# WORK TO BE COMPLETED
Copy each line exactly. Drop every picture.

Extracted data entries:
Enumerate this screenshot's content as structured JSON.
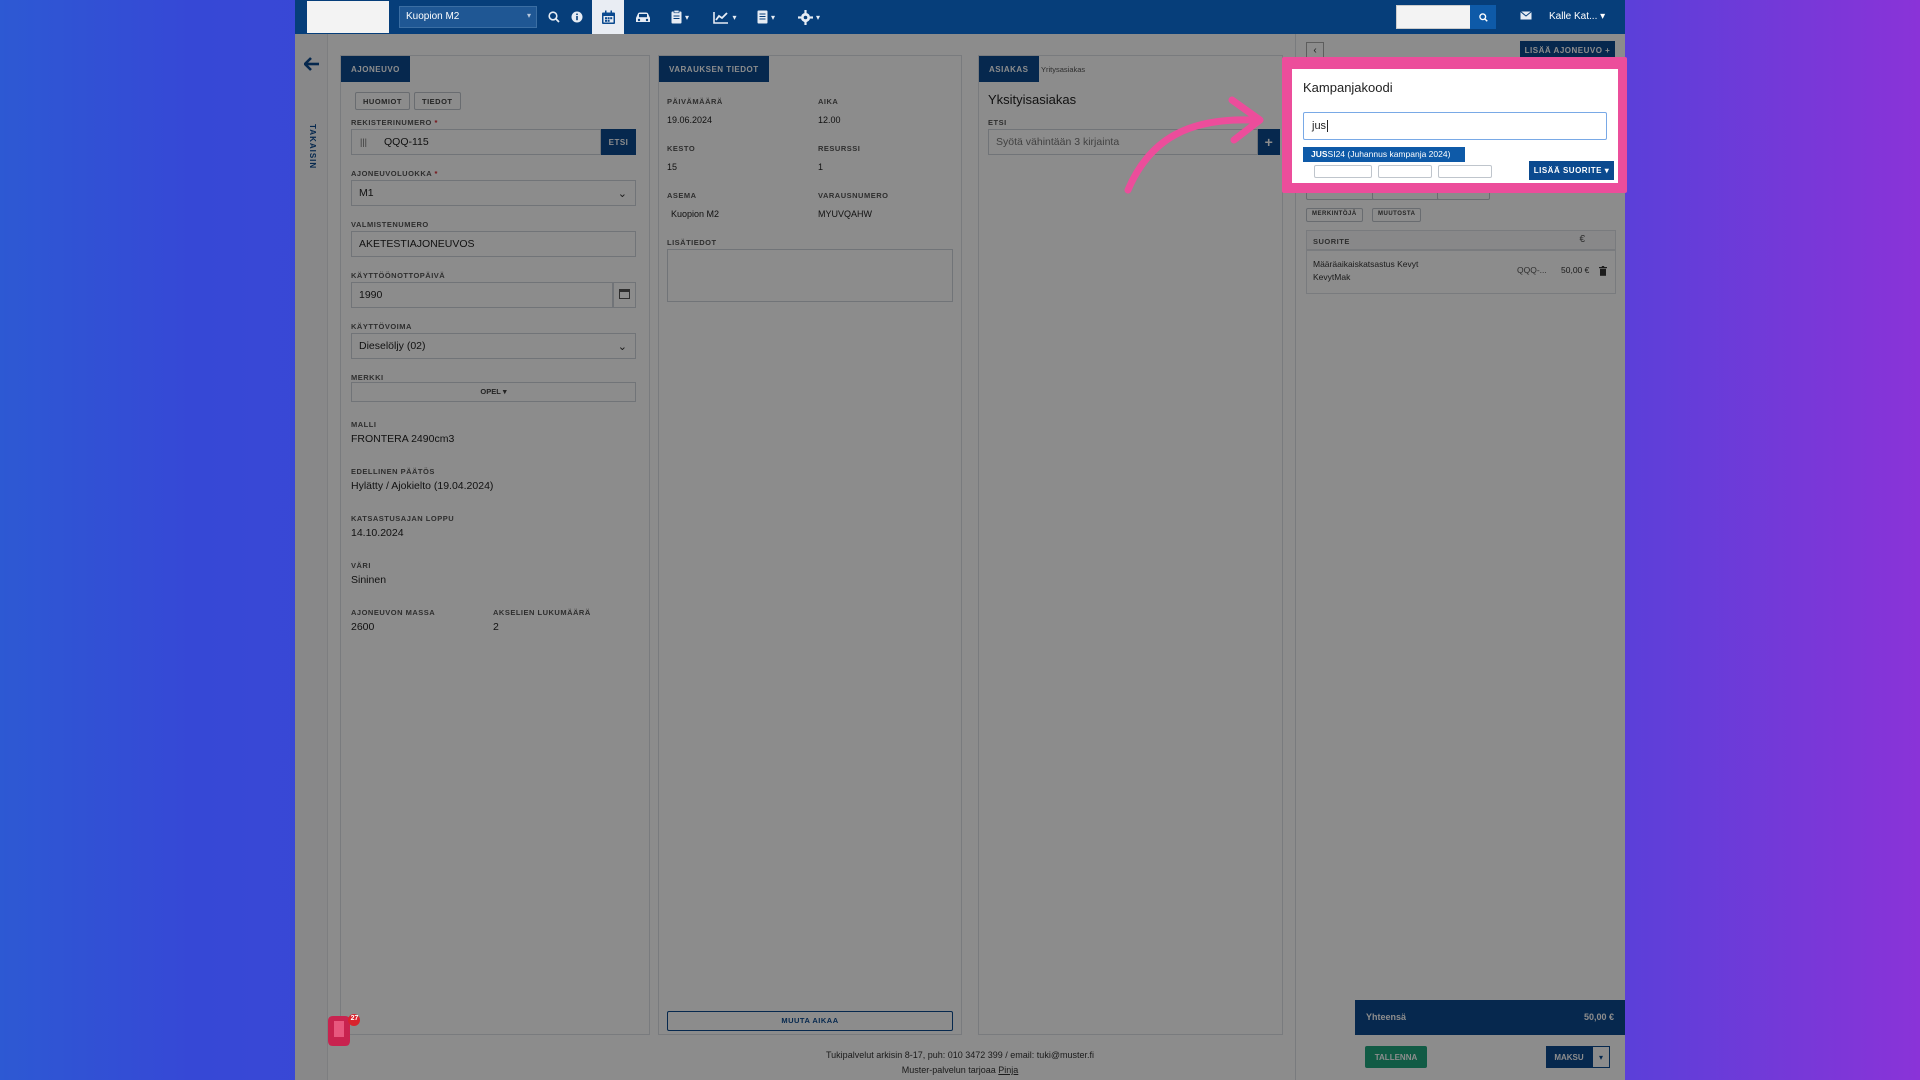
{
  "topbar": {
    "location": "Kuopion M2",
    "user": "Kalle Kat...",
    "icons": [
      "search-icon",
      "info-icon",
      "calendar-icon",
      "car-icon",
      "clipboard-icon",
      "chart-icon",
      "document-icon",
      "gear-icon"
    ]
  },
  "left_rail": {
    "back_label": "TAKAISIN"
  },
  "vehicle": {
    "tab": "AJONEUVO",
    "buttons": {
      "notes": "HUOMIOT",
      "info": "TIEDOT"
    },
    "reg_label": "REKISTERINUMERO",
    "reg_value": "QQQ-115",
    "search_btn": "ETSI",
    "class_label": "AJONEUVOLUOKKA",
    "class_value": "M1",
    "make_num_label": "VALMISTENUMERO",
    "make_num_value": "AKETESTIAJONEUVOS",
    "date_label": "KÄYTTÖÖNOTTOPÄIVÄ",
    "date_value": "1990",
    "fuel_label": "KÄYTTÖVOIMA",
    "fuel_value": "Dieselöljy (02)",
    "brand_label": "MERKKI",
    "brand_value": "OPEL",
    "model_label": "MALLI",
    "model_value": "FRONTERA 2490cm3",
    "prev_label": "EDELLINEN PÄÄTÖS",
    "prev_value": "Hylätty / Ajokielto (19.04.2024)",
    "end_label": "KATSASTUSAJAN LOPPU",
    "end_value": "14.10.2024",
    "color_label": "VÄRI",
    "color_value": "Sininen",
    "mass_label": "AJONEUVON MASSA",
    "mass_value": "2600",
    "axles_label": "AKSELIEN LUKUMÄÄRÄ",
    "axles_value": "2"
  },
  "booking": {
    "tab": "VARAUKSEN TIEDOT",
    "date_label": "PÄIVÄMÄÄRÄ",
    "date_value": "19.06.2024",
    "time_label": "AIKA",
    "time_value": "12.00",
    "duration_label": "KESTO",
    "duration_value": "15",
    "resource_label": "RESURSSI",
    "resource_value": "1",
    "station_label": "ASEMA",
    "station_value": "Kuopion M2",
    "booking_no_label": "VARAUSNUMERO",
    "booking_no_value": "MYUVQAHW",
    "extra_label": "LISÄTIEDOT",
    "change_time_btn": "MUUTA AIKAA"
  },
  "customer": {
    "tab": "ASIAKAS",
    "tab2": "Yritysasiakas",
    "title": "Yksityisasiakas",
    "search_label": "ETSI",
    "search_placeholder": "Syötä vähintään 3 kirjainta"
  },
  "right_panel": {
    "add_vehicle_btn": "LISÄÄ AJONEUVO",
    "service_label": "SUORITE",
    "service_name": "Määräaikaiskatsastus Kevyt KevytMak",
    "service_reg": "QQQ-...",
    "service_price": "50,00 €",
    "total_label": "Yhteensä",
    "total_value": "50,00 €",
    "save_btn": "TALLENNA",
    "pay_btn": "MAKSU"
  },
  "popup": {
    "title": "Kampanjakoodi",
    "input_value": "jus",
    "suggestion_match": "JUS",
    "suggestion_rest": "SI24 (Juhannus kampanja 2024)",
    "add_btn": "LISÄÄ SUORITE"
  },
  "footer": {
    "line1": "Tukipalvelut arkisin 8-17, puh: 010 3472 399 / email: tuki@muster.fi",
    "line2_prefix": "Muster-palvelun tarjoaa",
    "line2_link": "Pinja"
  },
  "badge_count": "27",
  "colors": {
    "brand": "#0b4a8f",
    "highlight": "#ec4d9b",
    "success": "#1fa67f"
  }
}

# FINAL ANSWER
Enumerate this screenshot's content as structured JSON.
{
  "topbar": {
    "location": "Kuopion M2",
    "user": "Kalle Kat...",
    "icons": [
      "search-icon",
      "info-icon",
      "calendar-icon",
      "car-icon",
      "clipboard-icon",
      "chart-icon",
      "document-icon",
      "gear-icon"
    ]
  },
  "left_rail": {
    "back_label": "TAKAISIN"
  },
  "vehicle": {
    "tab": "AJONEUVO",
    "buttons": {
      "notes": "HUOMIOT",
      "info": "TIEDOT"
    },
    "reg_label": "REKISTERINUMERO",
    "reg_value": "QQQ-115",
    "search_btn": "ETSI",
    "class_label": "AJONEUVOLUOKKA",
    "class_value": "M1",
    "make_num_label": "VALMISTENUMERO",
    "make_num_value": "AKETESTIAJONEUVOS",
    "date_label": "KÄYTTÖÖNOTTOPÄIVÄ",
    "date_value": "1990",
    "fuel_label": "KÄYTTÖVOIMA",
    "fuel_value": "Dieselöljy (02)",
    "brand_label": "MERKKI",
    "brand_value": "OPEL",
    "model_label": "MALLI",
    "model_value": "FRONTERA 2490cm3",
    "prev_label": "EDELLINEN PÄÄTÖS",
    "prev_value": "Hylätty / Ajokielto (19.04.2024)",
    "end_label": "KATSASTUSAJAN LOPPU",
    "end_value": "14.10.2024",
    "color_label": "VÄRI",
    "color_value": "Sininen",
    "mass_label": "AJONEUVON MASSA",
    "mass_value": "2600",
    "axles_label": "AKSELIEN LUKUMÄÄRÄ",
    "axles_value": "2"
  },
  "booking": {
    "tab": "VARAUKSEN TIEDOT",
    "date_label": "PÄIVÄMÄÄRÄ",
    "date_value": "19.06.2024",
    "time_label": "AIKA",
    "time_value": "12.00",
    "duration_label": "KESTO",
    "duration_value": "15",
    "resource_label": "RESURSSI",
    "resource_value": "1",
    "station_label": "ASEMA",
    "station_value": "Kuopion M2",
    "booking_no_label": "VARAUSNUMERO",
    "booking_no_value": "MYUVQAHW",
    "extra_label": "LISÄTIEDOT",
    "change_time_btn": "MUUTA AIKAA"
  },
  "customer": {
    "tab": "ASIAKAS",
    "tab2": "Yritysasiakas",
    "title": "Yksityisasiakas",
    "search_label": "ETSI",
    "search_placeholder": "Syötä vähintään 3 kirjainta"
  },
  "right_panel": {
    "add_vehicle_btn": "LISÄÄ AJONEUVO",
    "service_label": "SUORITE",
    "service_name": "Määräaikaiskatsastus Kevyt KevytMak",
    "service_reg": "QQQ-...",
    "service_price": "50,00 €",
    "total_label": "Yhteensä",
    "total_value": "50,00 €",
    "save_btn": "TALLENNA",
    "pay_btn": "MAKSU"
  },
  "popup": {
    "title": "Kampanjakoodi",
    "input_value": "jus",
    "suggestion_match": "JUS",
    "suggestion_rest": "SI24 (Juhannus kampanja 2024)",
    "add_btn": "LISÄÄ SUORITE"
  },
  "footer": {
    "line1": "Tukipalvelut arkisin 8-17, puh: 010 3472 399 / email: tuki@muster.fi",
    "line2_prefix": "Muster-palvelun tarjoaa",
    "line2_link": "Pinja"
  },
  "badge_count": "27",
  "colors": {
    "brand": "#0b4a8f",
    "highlight": "#ec4d9b",
    "success": "#1fa67f"
  }
}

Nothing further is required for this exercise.